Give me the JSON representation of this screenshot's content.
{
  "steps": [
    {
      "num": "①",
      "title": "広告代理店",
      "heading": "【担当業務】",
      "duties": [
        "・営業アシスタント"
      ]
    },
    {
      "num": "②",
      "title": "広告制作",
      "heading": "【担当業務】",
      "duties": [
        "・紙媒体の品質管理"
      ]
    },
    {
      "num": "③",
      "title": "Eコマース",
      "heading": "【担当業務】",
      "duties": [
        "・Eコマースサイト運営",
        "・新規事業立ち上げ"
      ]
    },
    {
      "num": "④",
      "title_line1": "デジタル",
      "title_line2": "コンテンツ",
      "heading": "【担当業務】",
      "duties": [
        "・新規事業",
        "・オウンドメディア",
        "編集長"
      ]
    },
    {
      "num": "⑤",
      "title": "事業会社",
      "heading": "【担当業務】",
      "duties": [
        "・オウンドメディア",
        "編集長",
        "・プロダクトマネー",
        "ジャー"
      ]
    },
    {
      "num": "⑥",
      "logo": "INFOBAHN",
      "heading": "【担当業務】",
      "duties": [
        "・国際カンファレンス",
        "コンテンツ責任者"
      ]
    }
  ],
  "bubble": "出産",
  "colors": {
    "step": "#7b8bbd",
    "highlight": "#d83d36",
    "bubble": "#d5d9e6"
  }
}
--------------------
## Problem requirements
Send back all of the entries exactly, with nothing missing.

## Completed exercise
Give me the JSON representation of this screenshot's content.
{
  "steps": [
    {
      "num": "①",
      "title": "広告代理店",
      "heading": "【担当業務】",
      "duties": [
        "・営業アシスタント"
      ]
    },
    {
      "num": "②",
      "title": "広告制作",
      "heading": "【担当業務】",
      "duties": [
        "・紙媒体の品質管理"
      ]
    },
    {
      "num": "③",
      "title": "Eコマース",
      "heading": "【担当業務】",
      "duties": [
        "・Eコマースサイト運営",
        "・新規事業立ち上げ"
      ]
    },
    {
      "num": "④",
      "title_line1": "デジタル",
      "title_line2": "コンテンツ",
      "heading": "【担当業務】",
      "duties": [
        "・新規事業",
        "・オウンドメディア",
        "編集長"
      ]
    },
    {
      "num": "⑤",
      "title": "事業会社",
      "heading": "【担当業務】",
      "duties": [
        "・オウンドメディア",
        "編集長",
        "・プロダクトマネー",
        "ジャー"
      ]
    },
    {
      "num": "⑥",
      "logo": "INFOBAHN",
      "heading": "【担当業務】",
      "duties": [
        "・国際カンファレンス",
        "コンテンツ責任者"
      ]
    }
  ],
  "bubble": "出産",
  "colors": {
    "step": "#7b8bbd",
    "highlight": "#d83d36",
    "bubble": "#d5d9e6"
  }
}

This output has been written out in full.